⟨
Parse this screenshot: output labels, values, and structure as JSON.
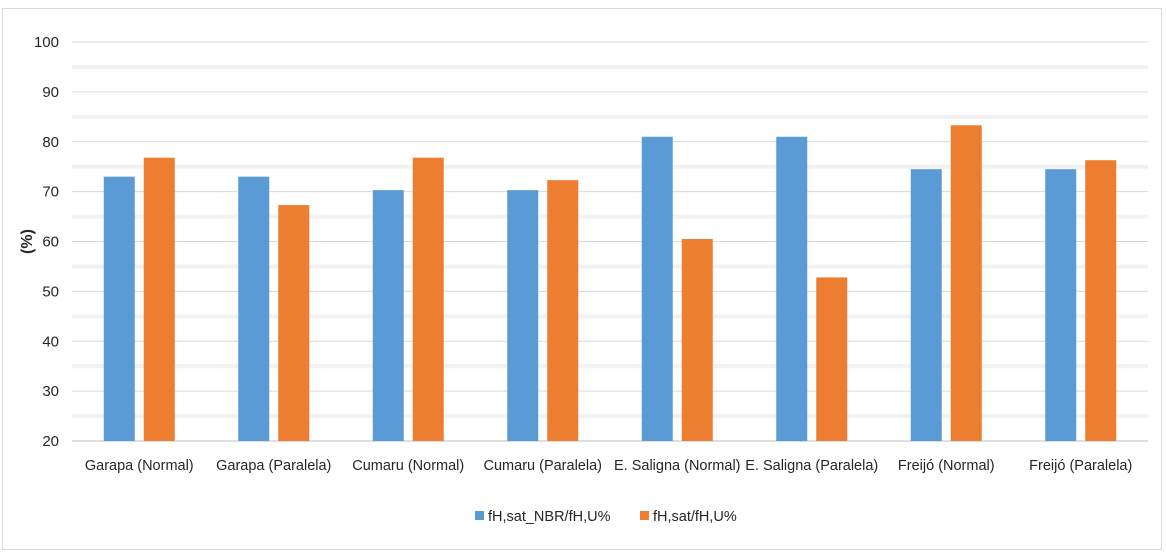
{
  "chart_data": {
    "type": "bar",
    "title": "",
    "xlabel": "",
    "ylabel": "(%)",
    "ylim": [
      20,
      100
    ],
    "yticks": [
      20,
      30,
      40,
      50,
      60,
      70,
      80,
      90,
      100
    ],
    "grid": true,
    "legend_position": "bottom",
    "categories": [
      "Garapa (Normal)",
      "Garapa (Paralela)",
      "Cumaru (Normal)",
      "Cumaru (Paralela)",
      "E. Saligna (Normal)",
      "E. Saligna (Paralela)",
      "Freijó (Normal)",
      "Freijó (Paralela)"
    ],
    "series": [
      {
        "name": "fH,sat_NBR/fH,U%",
        "color": "#5b9bd5",
        "values": [
          73.0,
          73.0,
          70.3,
          70.3,
          81.0,
          81.0,
          74.5,
          74.5
        ]
      },
      {
        "name": "fH,sat/fH,U%",
        "color": "#ed7d31",
        "values": [
          76.8,
          67.3,
          76.8,
          72.3,
          60.5,
          52.8,
          83.3,
          76.3
        ]
      }
    ],
    "colors": {
      "grid": "#d9d9d9",
      "band": "#f2f2f2",
      "axis": "#bfbfbf",
      "text": "#262626"
    }
  }
}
⟩
Your instructions> Using the data above, print every line exactly, omitting pictures.

Answer in full>
Parse this screenshot: output labels, values, and structure as JSON.
{
  "chart_data": {
    "type": "bar",
    "title": "",
    "xlabel": "",
    "ylabel": "(%)",
    "ylim": [
      20,
      100
    ],
    "yticks": [
      20,
      30,
      40,
      50,
      60,
      70,
      80,
      90,
      100
    ],
    "grid": true,
    "legend_position": "bottom",
    "categories": [
      "Garapa (Normal)",
      "Garapa (Paralela)",
      "Cumaru (Normal)",
      "Cumaru (Paralela)",
      "E. Saligna (Normal)",
      "E. Saligna (Paralela)",
      "Freijó (Normal)",
      "Freijó (Paralela)"
    ],
    "series": [
      {
        "name": "fH,sat_NBR/fH,U%",
        "color": "#5b9bd5",
        "values": [
          73.0,
          73.0,
          70.3,
          70.3,
          81.0,
          81.0,
          74.5,
          74.5
        ]
      },
      {
        "name": "fH,sat/fH,U%",
        "color": "#ed7d31",
        "values": [
          76.8,
          67.3,
          76.8,
          72.3,
          60.5,
          52.8,
          83.3,
          76.3
        ]
      }
    ],
    "colors": {
      "grid": "#d9d9d9",
      "band": "#f2f2f2",
      "axis": "#bfbfbf",
      "text": "#262626"
    }
  }
}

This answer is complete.